**PROBLEM DETAILS**
Extract the listing in its entirety, keeping each line identical to the original.

-------- THE RECORDS --------

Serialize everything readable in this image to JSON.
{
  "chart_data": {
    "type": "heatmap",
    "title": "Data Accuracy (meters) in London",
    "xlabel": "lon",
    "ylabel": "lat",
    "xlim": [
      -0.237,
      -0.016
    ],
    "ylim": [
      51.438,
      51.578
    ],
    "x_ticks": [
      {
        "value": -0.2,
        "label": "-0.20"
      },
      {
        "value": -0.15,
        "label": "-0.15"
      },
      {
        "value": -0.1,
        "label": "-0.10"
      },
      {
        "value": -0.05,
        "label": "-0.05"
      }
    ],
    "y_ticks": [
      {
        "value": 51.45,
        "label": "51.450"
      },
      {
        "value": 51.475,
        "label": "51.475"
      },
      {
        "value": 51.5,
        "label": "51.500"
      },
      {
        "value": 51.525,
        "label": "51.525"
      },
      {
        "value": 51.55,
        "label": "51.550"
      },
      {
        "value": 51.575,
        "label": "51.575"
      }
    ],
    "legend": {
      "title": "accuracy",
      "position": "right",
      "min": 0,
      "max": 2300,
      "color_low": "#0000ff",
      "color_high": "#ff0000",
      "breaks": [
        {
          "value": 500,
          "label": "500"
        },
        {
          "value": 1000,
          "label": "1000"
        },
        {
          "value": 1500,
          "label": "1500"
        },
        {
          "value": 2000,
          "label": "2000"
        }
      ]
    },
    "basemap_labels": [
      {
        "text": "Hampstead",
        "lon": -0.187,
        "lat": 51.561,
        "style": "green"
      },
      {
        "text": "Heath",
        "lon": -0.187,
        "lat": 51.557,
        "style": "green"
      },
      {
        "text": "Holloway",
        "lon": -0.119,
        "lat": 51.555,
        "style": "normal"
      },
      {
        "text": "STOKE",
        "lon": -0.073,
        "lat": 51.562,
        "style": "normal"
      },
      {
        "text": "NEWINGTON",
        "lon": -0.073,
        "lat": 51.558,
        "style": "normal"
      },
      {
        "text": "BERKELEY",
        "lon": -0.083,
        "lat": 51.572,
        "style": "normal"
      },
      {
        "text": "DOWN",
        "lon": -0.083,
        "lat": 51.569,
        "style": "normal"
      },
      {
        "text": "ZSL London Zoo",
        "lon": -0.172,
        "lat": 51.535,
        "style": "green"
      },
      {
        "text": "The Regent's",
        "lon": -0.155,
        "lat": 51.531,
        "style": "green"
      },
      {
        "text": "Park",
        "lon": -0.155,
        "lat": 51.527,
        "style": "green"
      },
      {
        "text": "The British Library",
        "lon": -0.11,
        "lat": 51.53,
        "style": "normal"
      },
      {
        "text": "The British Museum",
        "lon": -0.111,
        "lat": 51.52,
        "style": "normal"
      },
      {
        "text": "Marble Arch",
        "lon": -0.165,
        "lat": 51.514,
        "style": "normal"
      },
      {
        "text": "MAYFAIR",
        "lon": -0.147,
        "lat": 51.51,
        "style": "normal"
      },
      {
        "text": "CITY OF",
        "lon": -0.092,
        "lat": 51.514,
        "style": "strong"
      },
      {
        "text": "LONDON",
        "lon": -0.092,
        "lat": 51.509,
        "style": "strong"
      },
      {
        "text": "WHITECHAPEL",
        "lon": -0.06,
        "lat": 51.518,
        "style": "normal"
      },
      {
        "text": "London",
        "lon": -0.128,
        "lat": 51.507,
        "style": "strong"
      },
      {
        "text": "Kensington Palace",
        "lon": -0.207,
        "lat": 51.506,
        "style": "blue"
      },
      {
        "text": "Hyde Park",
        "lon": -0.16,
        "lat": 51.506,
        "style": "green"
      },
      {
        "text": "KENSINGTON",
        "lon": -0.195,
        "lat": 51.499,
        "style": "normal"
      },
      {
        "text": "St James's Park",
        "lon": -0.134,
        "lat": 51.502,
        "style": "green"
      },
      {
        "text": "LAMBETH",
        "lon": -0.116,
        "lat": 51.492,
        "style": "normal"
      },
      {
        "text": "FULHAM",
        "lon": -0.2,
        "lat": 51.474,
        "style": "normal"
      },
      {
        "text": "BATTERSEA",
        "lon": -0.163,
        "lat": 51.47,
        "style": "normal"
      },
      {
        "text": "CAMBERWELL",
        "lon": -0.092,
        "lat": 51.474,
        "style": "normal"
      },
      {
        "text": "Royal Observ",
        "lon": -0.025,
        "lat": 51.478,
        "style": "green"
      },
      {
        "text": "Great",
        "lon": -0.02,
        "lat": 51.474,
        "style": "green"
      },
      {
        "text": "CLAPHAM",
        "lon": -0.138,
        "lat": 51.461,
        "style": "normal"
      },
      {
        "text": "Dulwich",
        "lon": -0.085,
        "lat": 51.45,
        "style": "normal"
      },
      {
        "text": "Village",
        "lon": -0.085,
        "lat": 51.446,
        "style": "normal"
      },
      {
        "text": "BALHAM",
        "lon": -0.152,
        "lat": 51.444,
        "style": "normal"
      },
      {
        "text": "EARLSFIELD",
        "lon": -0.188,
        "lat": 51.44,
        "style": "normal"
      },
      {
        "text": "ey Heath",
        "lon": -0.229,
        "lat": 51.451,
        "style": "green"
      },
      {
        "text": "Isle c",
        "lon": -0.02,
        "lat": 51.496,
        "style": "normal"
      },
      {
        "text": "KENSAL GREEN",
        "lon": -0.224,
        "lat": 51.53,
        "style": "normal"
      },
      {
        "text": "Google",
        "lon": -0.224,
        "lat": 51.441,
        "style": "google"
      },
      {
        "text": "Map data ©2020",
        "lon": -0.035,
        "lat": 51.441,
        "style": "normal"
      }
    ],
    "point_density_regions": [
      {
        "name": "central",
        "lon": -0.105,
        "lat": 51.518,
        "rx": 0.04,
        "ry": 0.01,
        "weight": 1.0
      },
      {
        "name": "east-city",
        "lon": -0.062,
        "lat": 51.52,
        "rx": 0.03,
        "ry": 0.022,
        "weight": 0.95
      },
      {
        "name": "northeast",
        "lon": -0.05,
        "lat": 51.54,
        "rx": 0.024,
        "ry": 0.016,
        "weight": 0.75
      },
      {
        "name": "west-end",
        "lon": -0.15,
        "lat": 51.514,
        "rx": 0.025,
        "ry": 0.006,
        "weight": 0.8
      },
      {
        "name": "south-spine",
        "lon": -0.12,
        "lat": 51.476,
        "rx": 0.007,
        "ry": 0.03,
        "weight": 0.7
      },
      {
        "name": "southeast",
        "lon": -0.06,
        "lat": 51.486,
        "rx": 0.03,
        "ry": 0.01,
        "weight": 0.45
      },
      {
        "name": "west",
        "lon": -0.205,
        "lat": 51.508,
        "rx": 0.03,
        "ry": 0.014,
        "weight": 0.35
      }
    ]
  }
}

--------

**OUTPUT**
Serialize everything readable in this image to JSON.
{
  "chart_data": {
    "type": "heatmap",
    "title": "Data Accuracy (meters) in London",
    "xlabel": "lon",
    "ylabel": "lat",
    "xlim": [
      -0.237,
      -0.016
    ],
    "ylim": [
      51.438,
      51.578
    ],
    "x_ticks": [
      {
        "value": -0.2,
        "label": "-0.20"
      },
      {
        "value": -0.15,
        "label": "-0.15"
      },
      {
        "value": -0.1,
        "label": "-0.10"
      },
      {
        "value": -0.05,
        "label": "-0.05"
      }
    ],
    "y_ticks": [
      {
        "value": 51.45,
        "label": "51.450"
      },
      {
        "value": 51.475,
        "label": "51.475"
      },
      {
        "value": 51.5,
        "label": "51.500"
      },
      {
        "value": 51.525,
        "label": "51.525"
      },
      {
        "value": 51.55,
        "label": "51.550"
      },
      {
        "value": 51.575,
        "label": "51.575"
      }
    ],
    "legend": {
      "title": "accuracy",
      "position": "right",
      "min": 0,
      "max": 2300,
      "color_low": "#0000ff",
      "color_high": "#ff0000",
      "breaks": [
        {
          "value": 500,
          "label": "500"
        },
        {
          "value": 1000,
          "label": "1000"
        },
        {
          "value": 1500,
          "label": "1500"
        },
        {
          "value": 2000,
          "label": "2000"
        }
      ]
    },
    "basemap_labels": [
      {
        "text": "Hampstead",
        "lon": -0.187,
        "lat": 51.561,
        "style": "green"
      },
      {
        "text": "Heath",
        "lon": -0.187,
        "lat": 51.557,
        "style": "green"
      },
      {
        "text": "Holloway",
        "lon": -0.119,
        "lat": 51.555,
        "style": "normal"
      },
      {
        "text": "STOKE",
        "lon": -0.073,
        "lat": 51.562,
        "style": "normal"
      },
      {
        "text": "NEWINGTON",
        "lon": -0.073,
        "lat": 51.558,
        "style": "normal"
      },
      {
        "text": "BERKELEY",
        "lon": -0.083,
        "lat": 51.572,
        "style": "normal"
      },
      {
        "text": "DOWN",
        "lon": -0.083,
        "lat": 51.569,
        "style": "normal"
      },
      {
        "text": "ZSL London Zoo",
        "lon": -0.172,
        "lat": 51.535,
        "style": "green"
      },
      {
        "text": "The Regent's",
        "lon": -0.155,
        "lat": 51.531,
        "style": "green"
      },
      {
        "text": "Park",
        "lon": -0.155,
        "lat": 51.527,
        "style": "green"
      },
      {
        "text": "The British Library",
        "lon": -0.11,
        "lat": 51.53,
        "style": "normal"
      },
      {
        "text": "The British Museum",
        "lon": -0.111,
        "lat": 51.52,
        "style": "normal"
      },
      {
        "text": "Marble Arch",
        "lon": -0.165,
        "lat": 51.514,
        "style": "normal"
      },
      {
        "text": "MAYFAIR",
        "lon": -0.147,
        "lat": 51.51,
        "style": "normal"
      },
      {
        "text": "CITY OF",
        "lon": -0.092,
        "lat": 51.514,
        "style": "strong"
      },
      {
        "text": "LONDON",
        "lon": -0.092,
        "lat": 51.509,
        "style": "strong"
      },
      {
        "text": "WHITECHAPEL",
        "lon": -0.06,
        "lat": 51.518,
        "style": "normal"
      },
      {
        "text": "London",
        "lon": -0.128,
        "lat": 51.507,
        "style": "strong"
      },
      {
        "text": "Kensington Palace",
        "lon": -0.207,
        "lat": 51.506,
        "style": "blue"
      },
      {
        "text": "Hyde Park",
        "lon": -0.16,
        "lat": 51.506,
        "style": "green"
      },
      {
        "text": "KENSINGTON",
        "lon": -0.195,
        "lat": 51.499,
        "style": "normal"
      },
      {
        "text": "St James's Park",
        "lon": -0.134,
        "lat": 51.502,
        "style": "green"
      },
      {
        "text": "LAMBETH",
        "lon": -0.116,
        "lat": 51.492,
        "style": "normal"
      },
      {
        "text": "FULHAM",
        "lon": -0.2,
        "lat": 51.474,
        "style": "normal"
      },
      {
        "text": "BATTERSEA",
        "lon": -0.163,
        "lat": 51.47,
        "style": "normal"
      },
      {
        "text": "CAMBERWELL",
        "lon": -0.092,
        "lat": 51.474,
        "style": "normal"
      },
      {
        "text": "Royal Observ",
        "lon": -0.025,
        "lat": 51.478,
        "style": "green"
      },
      {
        "text": "Great",
        "lon": -0.02,
        "lat": 51.474,
        "style": "green"
      },
      {
        "text": "CLAPHAM",
        "lon": -0.138,
        "lat": 51.461,
        "style": "normal"
      },
      {
        "text": "Dulwich",
        "lon": -0.085,
        "lat": 51.45,
        "style": "normal"
      },
      {
        "text": "Village",
        "lon": -0.085,
        "lat": 51.446,
        "style": "normal"
      },
      {
        "text": "BALHAM",
        "lon": -0.152,
        "lat": 51.444,
        "style": "normal"
      },
      {
        "text": "EARLSFIELD",
        "lon": -0.188,
        "lat": 51.44,
        "style": "normal"
      },
      {
        "text": "ey Heath",
        "lon": -0.229,
        "lat": 51.451,
        "style": "green"
      },
      {
        "text": "Isle c",
        "lon": -0.02,
        "lat": 51.496,
        "style": "normal"
      },
      {
        "text": "KENSAL GREEN",
        "lon": -0.224,
        "lat": 51.53,
        "style": "normal"
      },
      {
        "text": "Google",
        "lon": -0.224,
        "lat": 51.441,
        "style": "google"
      },
      {
        "text": "Map data ©2020",
        "lon": -0.035,
        "lat": 51.441,
        "style": "normal"
      }
    ],
    "point_density_regions": [
      {
        "name": "central",
        "lon": -0.105,
        "lat": 51.518,
        "rx": 0.04,
        "ry": 0.01,
        "weight": 1.0
      },
      {
        "name": "east-city",
        "lon": -0.062,
        "lat": 51.52,
        "rx": 0.03,
        "ry": 0.022,
        "weight": 0.95
      },
      {
        "name": "northeast",
        "lon": -0.05,
        "lat": 51.54,
        "rx": 0.024,
        "ry": 0.016,
        "weight": 0.75
      },
      {
        "name": "west-end",
        "lon": -0.15,
        "lat": 51.514,
        "rx": 0.025,
        "ry": 0.006,
        "weight": 0.8
      },
      {
        "name": "south-spine",
        "lon": -0.12,
        "lat": 51.476,
        "rx": 0.007,
        "ry": 0.03,
        "weight": 0.7
      },
      {
        "name": "southeast",
        "lon": -0.06,
        "lat": 51.486,
        "rx": 0.03,
        "ry": 0.01,
        "weight": 0.45
      },
      {
        "name": "west",
        "lon": -0.205,
        "lat": 51.508,
        "rx": 0.03,
        "ry": 0.014,
        "weight": 0.35
      }
    ]
  }
}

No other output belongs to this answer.